» Recorded information
***
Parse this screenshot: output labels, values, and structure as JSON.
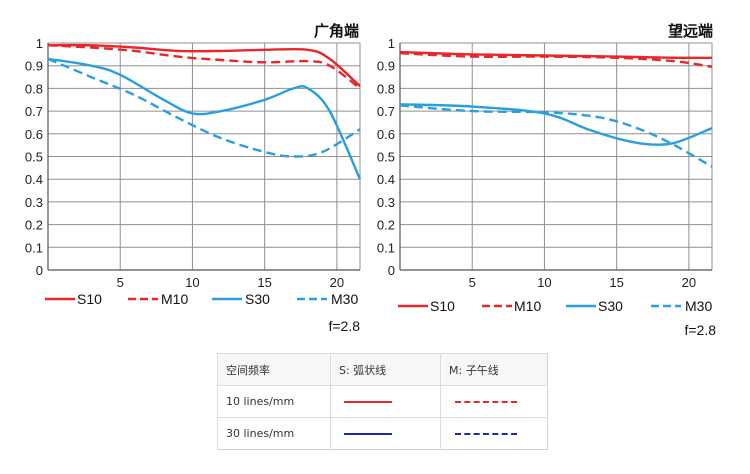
{
  "chart_data": [
    {
      "type": "line",
      "title": "广角端",
      "x_ticks": [
        5,
        10,
        15,
        20
      ],
      "y_ticks": [
        0,
        0.1,
        0.2,
        0.3,
        0.4,
        0.5,
        0.6,
        0.7,
        0.8,
        0.9,
        1
      ],
      "xlim": [
        0,
        21.6
      ],
      "ylim": [
        0,
        1
      ],
      "grid": true,
      "series": [
        {
          "name": "S10",
          "color": "#e8262b",
          "dash": false,
          "x": [
            0,
            3,
            6,
            9,
            12,
            15,
            18,
            19.5,
            21.6
          ],
          "y": [
            0.99,
            0.99,
            0.98,
            0.965,
            0.965,
            0.97,
            0.97,
            0.93,
            0.81
          ]
        },
        {
          "name": "M10",
          "color": "#e8262b",
          "dash": true,
          "x": [
            0,
            3,
            6,
            9,
            12,
            15,
            18,
            19.5,
            21.6
          ],
          "y": [
            0.99,
            0.98,
            0.965,
            0.94,
            0.925,
            0.915,
            0.92,
            0.9,
            0.8
          ]
        },
        {
          "name": "S30",
          "color": "#2a9fdb",
          "dash": false,
          "x": [
            0,
            3,
            5,
            8,
            10,
            12,
            15,
            17,
            18,
            19.5,
            21.6
          ],
          "y": [
            0.93,
            0.9,
            0.86,
            0.75,
            0.69,
            0.7,
            0.75,
            0.8,
            0.8,
            0.7,
            0.4
          ]
        },
        {
          "name": "M30",
          "color": "#2a9fdb",
          "dash": true,
          "x": [
            0,
            3,
            6,
            9,
            12,
            15,
            17,
            19,
            21.6
          ],
          "y": [
            0.93,
            0.85,
            0.77,
            0.67,
            0.58,
            0.52,
            0.5,
            0.52,
            0.62
          ]
        }
      ],
      "annotation": "f=2.8"
    },
    {
      "type": "line",
      "title": "望远端",
      "x_ticks": [
        5,
        10,
        15,
        20
      ],
      "y_ticks": [
        0,
        0.1,
        0.2,
        0.3,
        0.4,
        0.5,
        0.6,
        0.7,
        0.8,
        0.9,
        1
      ],
      "xlim": [
        0,
        21.6
      ],
      "ylim": [
        0,
        1
      ],
      "grid": true,
      "series": [
        {
          "name": "S10",
          "color": "#e8262b",
          "dash": false,
          "x": [
            0,
            5,
            10,
            15,
            19,
            21.6
          ],
          "y": [
            0.96,
            0.95,
            0.945,
            0.94,
            0.935,
            0.935
          ]
        },
        {
          "name": "M10",
          "color": "#e8262b",
          "dash": true,
          "x": [
            0,
            5,
            10,
            15,
            19,
            21.6
          ],
          "y": [
            0.955,
            0.94,
            0.94,
            0.935,
            0.92,
            0.895
          ]
        },
        {
          "name": "S30",
          "color": "#2a9fdb",
          "dash": false,
          "x": [
            0,
            5,
            10,
            13,
            15,
            17,
            19,
            21.6
          ],
          "y": [
            0.73,
            0.72,
            0.69,
            0.62,
            0.58,
            0.555,
            0.56,
            0.625
          ]
        },
        {
          "name": "M30",
          "color": "#2a9fdb",
          "dash": true,
          "x": [
            0,
            5,
            10,
            13,
            15,
            17,
            19,
            21.6
          ],
          "y": [
            0.725,
            0.7,
            0.695,
            0.68,
            0.655,
            0.61,
            0.55,
            0.455
          ]
        }
      ],
      "annotation": "f=2.8"
    }
  ],
  "legend_table": {
    "header": [
      "空间频率",
      "S: 弧状线",
      "M: 子午线"
    ],
    "rows": [
      {
        "label": "10 lines/mm",
        "color": "#e8262b"
      },
      {
        "label": "30 lines/mm",
        "color": "#1d2aa8"
      }
    ]
  }
}
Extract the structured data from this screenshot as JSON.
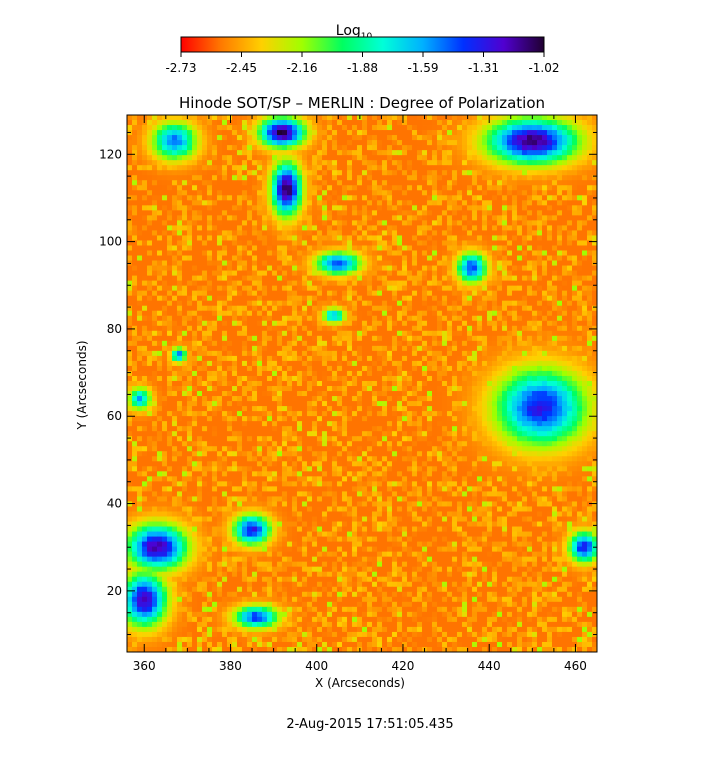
{
  "chart_data": {
    "type": "heatmap",
    "title": "Hinode SOT/SP – MERLIN : Degree of Polarization",
    "xlabel": "X (Arcseconds)",
    "ylabel": "Y (Arcseconds)",
    "xlim": [
      356,
      465
    ],
    "ylim": [
      6,
      129
    ],
    "x_ticks": [
      360,
      380,
      400,
      420,
      440,
      460
    ],
    "y_ticks": [
      20,
      40,
      60,
      80,
      100,
      120
    ],
    "colorbar": {
      "label": "Log",
      "label_subscript": "10",
      "ticks": [
        "-2.73",
        "-2.45",
        "-2.16",
        "-1.88",
        "-1.59",
        "-1.31",
        "-1.02"
      ],
      "range": [
        -2.73,
        -1.02
      ],
      "colors": [
        "#ff0000",
        "#ff7a00",
        "#ffd000",
        "#a0ff00",
        "#00ff60",
        "#00ffd8",
        "#00b0ff",
        "#0030ff",
        "#5000d0",
        "#200030"
      ]
    },
    "background_level": -2.55,
    "enhanced_regions": [
      {
        "x": 392,
        "y": 125,
        "rx": 6,
        "ry": 4,
        "level": -1.05
      },
      {
        "x": 393,
        "y": 112,
        "rx": 4,
        "ry": 7,
        "level": -1.05
      },
      {
        "x": 367,
        "y": 123,
        "rx": 6,
        "ry": 5,
        "level": -1.5
      },
      {
        "x": 405,
        "y": 95,
        "rx": 6,
        "ry": 3,
        "level": -1.4
      },
      {
        "x": 404,
        "y": 83,
        "rx": 3,
        "ry": 2,
        "level": -1.6
      },
      {
        "x": 436,
        "y": 94,
        "rx": 4,
        "ry": 4,
        "level": -1.4
      },
      {
        "x": 450,
        "y": 123,
        "rx": 12,
        "ry": 6,
        "level": -1.1
      },
      {
        "x": 452,
        "y": 62,
        "rx": 12,
        "ry": 10,
        "level": -1.3
      },
      {
        "x": 363,
        "y": 30,
        "rx": 8,
        "ry": 6,
        "level": -1.15
      },
      {
        "x": 360,
        "y": 18,
        "rx": 6,
        "ry": 7,
        "level": -1.2
      },
      {
        "x": 385,
        "y": 34,
        "rx": 5,
        "ry": 4,
        "level": -1.3
      },
      {
        "x": 386,
        "y": 14,
        "rx": 6,
        "ry": 3,
        "level": -1.4
      },
      {
        "x": 462,
        "y": 30,
        "rx": 4,
        "ry": 4,
        "level": -1.3
      },
      {
        "x": 368,
        "y": 74,
        "rx": 2,
        "ry": 2,
        "level": -1.5
      },
      {
        "x": 359,
        "y": 64,
        "rx": 3,
        "ry": 3,
        "level": -1.6
      }
    ]
  },
  "timestamp": "2-Aug-2015 17:51:05.435"
}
***
» Do this
Copy all of the entries verbatim, leaving out any pictures they contain.

» Worked answer
Parse this screenshot: output labels, values, and structure as JSON.
{
  "chart_data": [
    {
      "type": "line",
      "title": "广角端",
      "x_ticks": [
        5,
        10,
        15,
        20
      ],
      "y_ticks": [
        0,
        0.1,
        0.2,
        0.3,
        0.4,
        0.5,
        0.6,
        0.7,
        0.8,
        0.9,
        1
      ],
      "xlim": [
        0,
        21.6
      ],
      "ylim": [
        0,
        1
      ],
      "grid": true,
      "series": [
        {
          "name": "S10",
          "color": "#e8262b",
          "dash": false,
          "x": [
            0,
            3,
            6,
            9,
            12,
            15,
            18,
            19.5,
            21.6
          ],
          "y": [
            0.99,
            0.99,
            0.98,
            0.965,
            0.965,
            0.97,
            0.97,
            0.93,
            0.81
          ]
        },
        {
          "name": "M10",
          "color": "#e8262b",
          "dash": true,
          "x": [
            0,
            3,
            6,
            9,
            12,
            15,
            18,
            19.5,
            21.6
          ],
          "y": [
            0.99,
            0.98,
            0.965,
            0.94,
            0.925,
            0.915,
            0.92,
            0.9,
            0.8
          ]
        },
        {
          "name": "S30",
          "color": "#2a9fdb",
          "dash": false,
          "x": [
            0,
            3,
            5,
            8,
            10,
            12,
            15,
            17,
            18,
            19.5,
            21.6
          ],
          "y": [
            0.93,
            0.9,
            0.86,
            0.75,
            0.69,
            0.7,
            0.75,
            0.8,
            0.8,
            0.7,
            0.4
          ]
        },
        {
          "name": "M30",
          "color": "#2a9fdb",
          "dash": true,
          "x": [
            0,
            3,
            6,
            9,
            12,
            15,
            17,
            19,
            21.6
          ],
          "y": [
            0.93,
            0.85,
            0.77,
            0.67,
            0.58,
            0.52,
            0.5,
            0.52,
            0.62
          ]
        }
      ],
      "annotation": "f=2.8"
    },
    {
      "type": "line",
      "title": "望远端",
      "x_ticks": [
        5,
        10,
        15,
        20
      ],
      "y_ticks": [
        0,
        0.1,
        0.2,
        0.3,
        0.4,
        0.5,
        0.6,
        0.7,
        0.8,
        0.9,
        1
      ],
      "xlim": [
        0,
        21.6
      ],
      "ylim": [
        0,
        1
      ],
      "grid": true,
      "series": [
        {
          "name": "S10",
          "color": "#e8262b",
          "dash": false,
          "x": [
            0,
            5,
            10,
            15,
            19,
            21.6
          ],
          "y": [
            0.96,
            0.95,
            0.945,
            0.94,
            0.935,
            0.935
          ]
        },
        {
          "name": "M10",
          "color": "#e8262b",
          "dash": true,
          "x": [
            0,
            5,
            10,
            15,
            19,
            21.6
          ],
          "y": [
            0.955,
            0.94,
            0.94,
            0.935,
            0.92,
            0.895
          ]
        },
        {
          "name": "S30",
          "color": "#2a9fdb",
          "dash": false,
          "x": [
            0,
            5,
            10,
            13,
            15,
            17,
            19,
            21.6
          ],
          "y": [
            0.73,
            0.72,
            0.69,
            0.62,
            0.58,
            0.555,
            0.56,
            0.625
          ]
        },
        {
          "name": "M30",
          "color": "#2a9fdb",
          "dash": true,
          "x": [
            0,
            5,
            10,
            13,
            15,
            17,
            19,
            21.6
          ],
          "y": [
            0.725,
            0.7,
            0.695,
            0.68,
            0.655,
            0.61,
            0.55,
            0.455
          ]
        }
      ],
      "annotation": "f=2.8"
    }
  ],
  "legend_table": {
    "header": [
      "空间频率",
      "S: 弧状线",
      "M: 子午线"
    ],
    "rows": [
      {
        "label": "10 lines/mm",
        "color": "#e8262b"
      },
      {
        "label": "30 lines/mm",
        "color": "#1d2aa8"
      }
    ]
  }
}
Extract the structured data from this screenshot as JSON.
{
  "chart_data": {
    "type": "heatmap",
    "title": "Hinode SOT/SP – MERLIN : Degree of Polarization",
    "xlabel": "X (Arcseconds)",
    "ylabel": "Y (Arcseconds)",
    "xlim": [
      356,
      465
    ],
    "ylim": [
      6,
      129
    ],
    "x_ticks": [
      360,
      380,
      400,
      420,
      440,
      460
    ],
    "y_ticks": [
      20,
      40,
      60,
      80,
      100,
      120
    ],
    "colorbar": {
      "label": "Log",
      "label_subscript": "10",
      "ticks": [
        "-2.73",
        "-2.45",
        "-2.16",
        "-1.88",
        "-1.59",
        "-1.31",
        "-1.02"
      ],
      "range": [
        -2.73,
        -1.02
      ],
      "colors": [
        "#ff0000",
        "#ff7a00",
        "#ffd000",
        "#a0ff00",
        "#00ff60",
        "#00ffd8",
        "#00b0ff",
        "#0030ff",
        "#5000d0",
        "#200030"
      ]
    },
    "background_level": -2.55,
    "enhanced_regions": [
      {
        "x": 392,
        "y": 125,
        "rx": 6,
        "ry": 4,
        "level": -1.05
      },
      {
        "x": 393,
        "y": 112,
        "rx": 4,
        "ry": 7,
        "level": -1.05
      },
      {
        "x": 367,
        "y": 123,
        "rx": 6,
        "ry": 5,
        "level": -1.5
      },
      {
        "x": 405,
        "y": 95,
        "rx": 6,
        "ry": 3,
        "level": -1.4
      },
      {
        "x": 404,
        "y": 83,
        "rx": 3,
        "ry": 2,
        "level": -1.6
      },
      {
        "x": 436,
        "y": 94,
        "rx": 4,
        "ry": 4,
        "level": -1.4
      },
      {
        "x": 450,
        "y": 123,
        "rx": 12,
        "ry": 6,
        "level": -1.1
      },
      {
        "x": 452,
        "y": 62,
        "rx": 12,
        "ry": 10,
        "level": -1.3
      },
      {
        "x": 363,
        "y": 30,
        "rx": 8,
        "ry": 6,
        "level": -1.15
      },
      {
        "x": 360,
        "y": 18,
        "rx": 6,
        "ry": 7,
        "level": -1.2
      },
      {
        "x": 385,
        "y": 34,
        "rx": 5,
        "ry": 4,
        "level": -1.3
      },
      {
        "x": 386,
        "y": 14,
        "rx": 6,
        "ry": 3,
        "level": -1.4
      },
      {
        "x": 462,
        "y": 30,
        "rx": 4,
        "ry": 4,
        "level": -1.3
      },
      {
        "x": 368,
        "y": 74,
        "rx": 2,
        "ry": 2,
        "level": -1.5
      },
      {
        "x": 359,
        "y": 64,
        "rx": 3,
        "ry": 3,
        "level": -1.6
      }
    ]
  },
  "timestamp": "2-Aug-2015 17:51:05.435"
}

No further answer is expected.